> What is required
Track down the lines that contain "Stewart" and copy them.

— START OF Records for the task —

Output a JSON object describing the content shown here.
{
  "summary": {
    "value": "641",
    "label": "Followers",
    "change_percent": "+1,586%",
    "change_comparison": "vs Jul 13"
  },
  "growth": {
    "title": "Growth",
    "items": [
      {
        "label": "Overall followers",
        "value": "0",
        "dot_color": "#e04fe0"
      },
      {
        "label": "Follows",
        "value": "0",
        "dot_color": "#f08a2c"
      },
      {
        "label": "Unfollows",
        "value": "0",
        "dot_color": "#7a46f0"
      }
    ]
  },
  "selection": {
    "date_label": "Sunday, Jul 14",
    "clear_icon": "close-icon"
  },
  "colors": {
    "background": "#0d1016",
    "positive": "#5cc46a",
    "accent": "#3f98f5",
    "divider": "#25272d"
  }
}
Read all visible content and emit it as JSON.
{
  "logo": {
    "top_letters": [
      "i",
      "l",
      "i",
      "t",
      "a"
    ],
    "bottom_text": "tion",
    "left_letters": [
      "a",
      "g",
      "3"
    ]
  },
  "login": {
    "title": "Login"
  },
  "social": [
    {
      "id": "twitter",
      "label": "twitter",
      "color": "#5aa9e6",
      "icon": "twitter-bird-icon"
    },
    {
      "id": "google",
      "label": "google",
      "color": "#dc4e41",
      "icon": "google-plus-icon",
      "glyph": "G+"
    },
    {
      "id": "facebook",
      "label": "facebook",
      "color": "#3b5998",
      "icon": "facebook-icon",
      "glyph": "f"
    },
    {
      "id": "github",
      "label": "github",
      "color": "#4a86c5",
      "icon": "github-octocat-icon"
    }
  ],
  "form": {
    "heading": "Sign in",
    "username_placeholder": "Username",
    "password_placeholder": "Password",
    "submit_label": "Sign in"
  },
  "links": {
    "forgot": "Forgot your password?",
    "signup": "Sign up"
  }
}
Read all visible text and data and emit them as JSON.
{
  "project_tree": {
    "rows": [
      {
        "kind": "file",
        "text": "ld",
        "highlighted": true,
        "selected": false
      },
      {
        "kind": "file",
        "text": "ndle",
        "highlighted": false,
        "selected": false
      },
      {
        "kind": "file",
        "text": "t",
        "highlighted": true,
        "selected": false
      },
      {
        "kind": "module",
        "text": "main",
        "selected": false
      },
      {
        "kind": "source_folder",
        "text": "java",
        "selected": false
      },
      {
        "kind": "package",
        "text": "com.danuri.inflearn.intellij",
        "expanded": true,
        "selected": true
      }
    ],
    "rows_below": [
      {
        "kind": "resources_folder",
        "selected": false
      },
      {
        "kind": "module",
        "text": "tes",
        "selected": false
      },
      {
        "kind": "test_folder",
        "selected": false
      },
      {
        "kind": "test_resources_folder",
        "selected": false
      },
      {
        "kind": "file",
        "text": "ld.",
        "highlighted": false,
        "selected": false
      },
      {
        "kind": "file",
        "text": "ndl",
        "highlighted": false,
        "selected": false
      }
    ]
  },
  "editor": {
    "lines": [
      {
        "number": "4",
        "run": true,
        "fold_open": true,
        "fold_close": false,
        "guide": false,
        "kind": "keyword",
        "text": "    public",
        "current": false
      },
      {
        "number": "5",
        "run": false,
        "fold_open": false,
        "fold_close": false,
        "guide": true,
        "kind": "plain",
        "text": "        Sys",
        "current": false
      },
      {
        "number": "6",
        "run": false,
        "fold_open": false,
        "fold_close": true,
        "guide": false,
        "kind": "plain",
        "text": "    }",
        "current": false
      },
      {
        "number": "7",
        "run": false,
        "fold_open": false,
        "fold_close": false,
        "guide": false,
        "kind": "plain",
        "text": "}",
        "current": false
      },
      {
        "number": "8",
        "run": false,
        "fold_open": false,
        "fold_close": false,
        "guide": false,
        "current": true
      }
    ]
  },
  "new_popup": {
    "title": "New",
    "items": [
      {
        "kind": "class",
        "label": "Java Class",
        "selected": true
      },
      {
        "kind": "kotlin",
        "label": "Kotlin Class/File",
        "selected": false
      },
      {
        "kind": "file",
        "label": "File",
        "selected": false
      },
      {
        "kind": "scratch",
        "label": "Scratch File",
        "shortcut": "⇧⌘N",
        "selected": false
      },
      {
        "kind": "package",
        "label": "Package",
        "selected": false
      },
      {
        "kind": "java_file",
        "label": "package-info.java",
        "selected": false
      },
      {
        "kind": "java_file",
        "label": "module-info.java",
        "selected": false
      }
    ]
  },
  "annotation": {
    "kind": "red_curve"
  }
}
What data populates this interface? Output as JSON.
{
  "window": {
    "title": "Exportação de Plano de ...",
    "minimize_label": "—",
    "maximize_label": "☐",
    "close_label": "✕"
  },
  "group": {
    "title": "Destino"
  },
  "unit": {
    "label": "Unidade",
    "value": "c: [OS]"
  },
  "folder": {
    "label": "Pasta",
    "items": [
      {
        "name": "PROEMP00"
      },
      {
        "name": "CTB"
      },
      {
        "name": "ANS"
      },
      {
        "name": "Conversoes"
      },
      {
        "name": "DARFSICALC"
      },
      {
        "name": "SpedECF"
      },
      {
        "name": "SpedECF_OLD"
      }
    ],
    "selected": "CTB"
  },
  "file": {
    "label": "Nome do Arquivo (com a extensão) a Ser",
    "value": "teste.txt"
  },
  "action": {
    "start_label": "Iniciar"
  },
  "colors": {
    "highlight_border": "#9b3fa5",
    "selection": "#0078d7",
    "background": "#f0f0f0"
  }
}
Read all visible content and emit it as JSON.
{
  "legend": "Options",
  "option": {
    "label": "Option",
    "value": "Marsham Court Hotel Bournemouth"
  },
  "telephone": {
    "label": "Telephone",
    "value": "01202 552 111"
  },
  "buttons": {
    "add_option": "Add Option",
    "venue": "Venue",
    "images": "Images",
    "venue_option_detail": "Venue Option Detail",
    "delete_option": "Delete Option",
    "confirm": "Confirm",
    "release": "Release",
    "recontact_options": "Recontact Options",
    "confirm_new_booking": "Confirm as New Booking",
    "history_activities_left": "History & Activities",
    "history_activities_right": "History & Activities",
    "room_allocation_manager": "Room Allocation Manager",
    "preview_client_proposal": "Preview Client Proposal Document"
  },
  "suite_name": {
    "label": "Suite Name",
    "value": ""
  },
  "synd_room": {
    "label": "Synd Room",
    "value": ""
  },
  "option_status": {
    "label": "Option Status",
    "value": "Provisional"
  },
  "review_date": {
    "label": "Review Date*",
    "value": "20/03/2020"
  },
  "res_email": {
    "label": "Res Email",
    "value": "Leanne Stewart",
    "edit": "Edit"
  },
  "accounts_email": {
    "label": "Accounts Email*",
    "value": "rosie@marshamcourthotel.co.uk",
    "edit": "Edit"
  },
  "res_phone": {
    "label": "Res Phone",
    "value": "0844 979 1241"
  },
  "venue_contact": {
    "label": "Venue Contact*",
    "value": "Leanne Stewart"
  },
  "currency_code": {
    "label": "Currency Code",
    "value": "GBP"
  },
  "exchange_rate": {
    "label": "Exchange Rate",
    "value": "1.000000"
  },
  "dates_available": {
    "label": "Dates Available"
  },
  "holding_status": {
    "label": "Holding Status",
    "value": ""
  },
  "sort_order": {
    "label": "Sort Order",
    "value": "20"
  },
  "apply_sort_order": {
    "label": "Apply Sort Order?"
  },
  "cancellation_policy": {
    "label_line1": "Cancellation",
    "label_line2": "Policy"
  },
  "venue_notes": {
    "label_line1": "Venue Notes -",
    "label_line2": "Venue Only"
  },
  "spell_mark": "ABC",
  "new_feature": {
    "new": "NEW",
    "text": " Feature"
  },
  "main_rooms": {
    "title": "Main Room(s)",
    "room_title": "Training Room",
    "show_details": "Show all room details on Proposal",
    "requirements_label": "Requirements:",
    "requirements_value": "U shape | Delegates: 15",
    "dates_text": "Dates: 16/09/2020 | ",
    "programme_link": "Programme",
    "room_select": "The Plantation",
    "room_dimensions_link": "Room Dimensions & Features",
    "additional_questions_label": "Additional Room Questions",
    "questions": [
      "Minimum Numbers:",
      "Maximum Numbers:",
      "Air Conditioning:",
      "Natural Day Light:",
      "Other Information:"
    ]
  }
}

— END OF Records for the task —

> The completed task
    "value": "Leanne Stewart",
    "value": "Leanne Stewart"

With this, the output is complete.